*PROBLEM DESCRIPTION*: Identify the lines that contain the string "apps" and copy all of them.

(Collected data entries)
>> start

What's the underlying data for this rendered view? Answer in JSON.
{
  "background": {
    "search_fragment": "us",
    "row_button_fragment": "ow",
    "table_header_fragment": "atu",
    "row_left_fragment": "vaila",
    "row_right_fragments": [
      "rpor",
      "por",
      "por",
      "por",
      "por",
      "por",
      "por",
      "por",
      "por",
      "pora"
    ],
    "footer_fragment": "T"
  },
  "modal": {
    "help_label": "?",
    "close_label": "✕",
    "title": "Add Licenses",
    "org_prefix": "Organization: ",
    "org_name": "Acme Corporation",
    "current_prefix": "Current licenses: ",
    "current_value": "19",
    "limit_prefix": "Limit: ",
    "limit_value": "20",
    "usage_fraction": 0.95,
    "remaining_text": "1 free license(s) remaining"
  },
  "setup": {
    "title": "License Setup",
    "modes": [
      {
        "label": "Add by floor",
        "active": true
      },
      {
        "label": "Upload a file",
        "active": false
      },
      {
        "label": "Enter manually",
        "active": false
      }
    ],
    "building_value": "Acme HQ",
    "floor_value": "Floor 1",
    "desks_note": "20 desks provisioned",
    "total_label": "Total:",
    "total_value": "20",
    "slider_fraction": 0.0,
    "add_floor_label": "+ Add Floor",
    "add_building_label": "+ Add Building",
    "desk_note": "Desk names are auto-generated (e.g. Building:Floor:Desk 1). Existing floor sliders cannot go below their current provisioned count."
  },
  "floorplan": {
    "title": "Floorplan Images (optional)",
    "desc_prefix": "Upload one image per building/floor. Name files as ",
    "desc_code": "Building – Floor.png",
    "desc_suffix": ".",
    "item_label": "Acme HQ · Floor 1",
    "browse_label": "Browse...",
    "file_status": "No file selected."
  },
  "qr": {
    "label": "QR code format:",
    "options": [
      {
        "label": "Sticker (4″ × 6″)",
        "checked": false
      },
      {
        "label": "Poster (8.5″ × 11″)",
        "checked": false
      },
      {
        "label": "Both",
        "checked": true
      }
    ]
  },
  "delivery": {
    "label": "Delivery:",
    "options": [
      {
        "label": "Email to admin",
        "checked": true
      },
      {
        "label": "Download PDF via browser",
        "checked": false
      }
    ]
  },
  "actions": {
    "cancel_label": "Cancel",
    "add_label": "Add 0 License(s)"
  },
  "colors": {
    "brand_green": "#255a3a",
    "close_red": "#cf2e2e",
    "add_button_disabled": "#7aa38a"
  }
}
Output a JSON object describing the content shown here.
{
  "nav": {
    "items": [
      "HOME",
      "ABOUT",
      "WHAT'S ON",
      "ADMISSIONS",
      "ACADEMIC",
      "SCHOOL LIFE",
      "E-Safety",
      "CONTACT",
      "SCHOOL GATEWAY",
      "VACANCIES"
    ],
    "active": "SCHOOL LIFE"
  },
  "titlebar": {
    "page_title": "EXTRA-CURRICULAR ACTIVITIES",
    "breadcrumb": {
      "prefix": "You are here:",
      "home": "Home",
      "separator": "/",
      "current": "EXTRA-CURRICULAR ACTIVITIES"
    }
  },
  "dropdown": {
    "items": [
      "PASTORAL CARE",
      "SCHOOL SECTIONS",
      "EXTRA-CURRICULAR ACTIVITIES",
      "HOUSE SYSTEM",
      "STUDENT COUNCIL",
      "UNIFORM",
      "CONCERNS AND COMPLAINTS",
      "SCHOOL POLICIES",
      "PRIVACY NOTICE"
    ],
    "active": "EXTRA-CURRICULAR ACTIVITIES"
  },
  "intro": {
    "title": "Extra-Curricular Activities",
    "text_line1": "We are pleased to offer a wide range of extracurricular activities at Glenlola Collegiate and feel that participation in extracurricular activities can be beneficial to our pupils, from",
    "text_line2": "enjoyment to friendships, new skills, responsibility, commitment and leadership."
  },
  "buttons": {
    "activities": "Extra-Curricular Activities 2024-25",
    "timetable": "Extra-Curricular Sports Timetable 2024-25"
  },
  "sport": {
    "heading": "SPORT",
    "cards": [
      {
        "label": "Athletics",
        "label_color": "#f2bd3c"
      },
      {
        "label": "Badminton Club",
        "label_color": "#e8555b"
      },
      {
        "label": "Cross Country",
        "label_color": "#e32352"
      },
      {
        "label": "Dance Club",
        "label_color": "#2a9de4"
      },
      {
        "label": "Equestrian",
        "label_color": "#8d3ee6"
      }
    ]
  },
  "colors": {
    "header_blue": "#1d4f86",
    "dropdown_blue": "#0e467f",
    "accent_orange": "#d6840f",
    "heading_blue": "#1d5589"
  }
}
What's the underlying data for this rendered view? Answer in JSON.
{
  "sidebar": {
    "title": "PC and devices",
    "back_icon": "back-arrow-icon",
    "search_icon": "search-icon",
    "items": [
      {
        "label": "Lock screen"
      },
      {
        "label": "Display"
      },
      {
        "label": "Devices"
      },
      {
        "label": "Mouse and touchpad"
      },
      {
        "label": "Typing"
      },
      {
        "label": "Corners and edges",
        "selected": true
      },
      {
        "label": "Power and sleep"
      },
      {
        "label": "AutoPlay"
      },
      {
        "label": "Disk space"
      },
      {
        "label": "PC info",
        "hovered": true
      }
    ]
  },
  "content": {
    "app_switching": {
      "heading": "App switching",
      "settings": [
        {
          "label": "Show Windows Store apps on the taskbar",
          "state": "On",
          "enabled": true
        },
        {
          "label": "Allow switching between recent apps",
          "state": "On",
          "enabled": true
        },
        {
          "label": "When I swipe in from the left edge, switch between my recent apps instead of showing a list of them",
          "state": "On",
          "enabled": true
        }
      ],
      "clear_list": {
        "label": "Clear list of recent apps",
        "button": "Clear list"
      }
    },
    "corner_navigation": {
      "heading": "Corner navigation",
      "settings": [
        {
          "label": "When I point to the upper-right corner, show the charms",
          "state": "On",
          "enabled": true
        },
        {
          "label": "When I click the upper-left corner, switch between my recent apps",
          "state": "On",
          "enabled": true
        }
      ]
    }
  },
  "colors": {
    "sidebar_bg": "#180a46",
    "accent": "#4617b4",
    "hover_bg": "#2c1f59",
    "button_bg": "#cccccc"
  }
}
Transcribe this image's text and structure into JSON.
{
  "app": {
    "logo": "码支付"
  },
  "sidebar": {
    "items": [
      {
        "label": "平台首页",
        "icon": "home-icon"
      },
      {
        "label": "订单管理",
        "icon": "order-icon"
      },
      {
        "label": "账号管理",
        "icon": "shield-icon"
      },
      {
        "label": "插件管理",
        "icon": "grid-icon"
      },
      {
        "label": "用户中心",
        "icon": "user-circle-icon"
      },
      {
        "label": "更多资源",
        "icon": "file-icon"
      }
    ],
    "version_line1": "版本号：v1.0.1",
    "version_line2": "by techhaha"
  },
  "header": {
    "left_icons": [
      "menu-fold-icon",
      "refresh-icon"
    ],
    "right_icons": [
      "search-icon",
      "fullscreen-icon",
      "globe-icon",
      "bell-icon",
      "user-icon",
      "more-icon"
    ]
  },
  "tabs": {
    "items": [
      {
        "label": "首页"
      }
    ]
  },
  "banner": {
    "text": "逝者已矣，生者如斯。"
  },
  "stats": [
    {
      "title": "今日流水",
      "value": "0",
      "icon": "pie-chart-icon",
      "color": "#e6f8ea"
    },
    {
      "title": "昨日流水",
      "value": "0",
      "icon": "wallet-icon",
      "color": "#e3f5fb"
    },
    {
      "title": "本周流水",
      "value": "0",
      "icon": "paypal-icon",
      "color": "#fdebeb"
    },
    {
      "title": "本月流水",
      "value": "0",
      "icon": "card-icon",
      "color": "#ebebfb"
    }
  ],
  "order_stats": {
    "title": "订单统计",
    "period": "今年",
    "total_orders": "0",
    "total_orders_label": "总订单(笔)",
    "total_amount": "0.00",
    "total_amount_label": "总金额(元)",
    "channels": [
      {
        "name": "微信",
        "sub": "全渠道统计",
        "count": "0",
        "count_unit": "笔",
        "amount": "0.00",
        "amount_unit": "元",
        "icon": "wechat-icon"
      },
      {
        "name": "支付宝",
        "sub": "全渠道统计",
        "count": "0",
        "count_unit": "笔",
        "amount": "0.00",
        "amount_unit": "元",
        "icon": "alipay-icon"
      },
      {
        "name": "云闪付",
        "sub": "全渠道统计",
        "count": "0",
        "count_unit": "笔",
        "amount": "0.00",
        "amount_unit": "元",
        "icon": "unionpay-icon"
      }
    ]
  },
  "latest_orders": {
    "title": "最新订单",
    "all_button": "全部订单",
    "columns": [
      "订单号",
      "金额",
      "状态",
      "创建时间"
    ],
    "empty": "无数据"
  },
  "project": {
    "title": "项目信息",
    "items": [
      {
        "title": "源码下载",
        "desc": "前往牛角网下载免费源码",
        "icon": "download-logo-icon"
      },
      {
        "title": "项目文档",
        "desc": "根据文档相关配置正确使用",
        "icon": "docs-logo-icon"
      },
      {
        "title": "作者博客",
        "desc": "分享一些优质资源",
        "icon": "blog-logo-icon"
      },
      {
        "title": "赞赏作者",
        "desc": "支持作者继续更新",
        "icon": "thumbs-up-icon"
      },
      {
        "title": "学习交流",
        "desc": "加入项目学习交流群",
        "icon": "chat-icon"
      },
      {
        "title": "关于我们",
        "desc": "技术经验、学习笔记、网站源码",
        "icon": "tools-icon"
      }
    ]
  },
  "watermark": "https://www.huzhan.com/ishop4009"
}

>> end

*TASK RESPONSE*:
          "label": "Show Windows Store apps on the taskbar",
          "label": "Allow switching between recent apps",
          "label": "When I swipe in from the left edge, switch between my recent apps instead of showing a list of them",
        "label": "Clear list of recent apps",
          "label": "When I click the upper-left corner, switch between my recent apps",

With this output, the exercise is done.